What is expected
Across the entries, how many lines have the string "werden" in them? Reply with only a number.

Input data
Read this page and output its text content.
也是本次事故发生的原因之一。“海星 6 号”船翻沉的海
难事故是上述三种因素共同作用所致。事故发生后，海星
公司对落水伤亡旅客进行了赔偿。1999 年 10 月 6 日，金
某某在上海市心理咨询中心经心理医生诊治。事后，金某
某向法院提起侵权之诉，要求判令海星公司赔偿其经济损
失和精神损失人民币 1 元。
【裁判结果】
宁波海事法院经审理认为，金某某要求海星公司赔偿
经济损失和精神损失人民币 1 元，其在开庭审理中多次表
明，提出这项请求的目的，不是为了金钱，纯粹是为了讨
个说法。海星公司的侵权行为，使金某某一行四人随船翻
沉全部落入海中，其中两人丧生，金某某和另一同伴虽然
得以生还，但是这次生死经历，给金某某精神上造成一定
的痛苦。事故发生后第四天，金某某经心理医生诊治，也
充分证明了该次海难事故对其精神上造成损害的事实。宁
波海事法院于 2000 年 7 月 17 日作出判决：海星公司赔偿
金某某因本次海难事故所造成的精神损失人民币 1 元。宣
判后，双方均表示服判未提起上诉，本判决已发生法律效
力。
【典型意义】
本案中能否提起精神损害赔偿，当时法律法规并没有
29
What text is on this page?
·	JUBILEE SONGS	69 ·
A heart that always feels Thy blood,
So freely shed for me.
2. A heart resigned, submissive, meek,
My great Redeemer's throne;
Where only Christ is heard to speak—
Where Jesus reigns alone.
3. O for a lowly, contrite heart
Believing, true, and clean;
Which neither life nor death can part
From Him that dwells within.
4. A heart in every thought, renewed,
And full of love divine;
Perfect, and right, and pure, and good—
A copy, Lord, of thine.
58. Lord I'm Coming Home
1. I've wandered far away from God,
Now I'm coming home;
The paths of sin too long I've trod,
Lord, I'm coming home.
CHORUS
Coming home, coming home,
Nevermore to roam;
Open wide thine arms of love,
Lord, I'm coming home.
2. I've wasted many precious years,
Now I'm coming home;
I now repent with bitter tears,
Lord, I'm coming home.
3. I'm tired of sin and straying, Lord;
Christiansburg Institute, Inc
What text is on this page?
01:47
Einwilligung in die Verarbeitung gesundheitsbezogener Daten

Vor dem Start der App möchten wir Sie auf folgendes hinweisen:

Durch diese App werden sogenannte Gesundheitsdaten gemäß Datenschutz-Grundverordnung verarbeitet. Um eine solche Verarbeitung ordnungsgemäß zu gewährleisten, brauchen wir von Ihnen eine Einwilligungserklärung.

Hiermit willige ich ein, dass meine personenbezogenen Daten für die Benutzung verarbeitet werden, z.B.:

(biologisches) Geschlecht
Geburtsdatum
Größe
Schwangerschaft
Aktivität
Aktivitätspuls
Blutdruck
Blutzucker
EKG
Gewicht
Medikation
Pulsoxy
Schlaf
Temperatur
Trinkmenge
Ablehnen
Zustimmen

Finished answer
2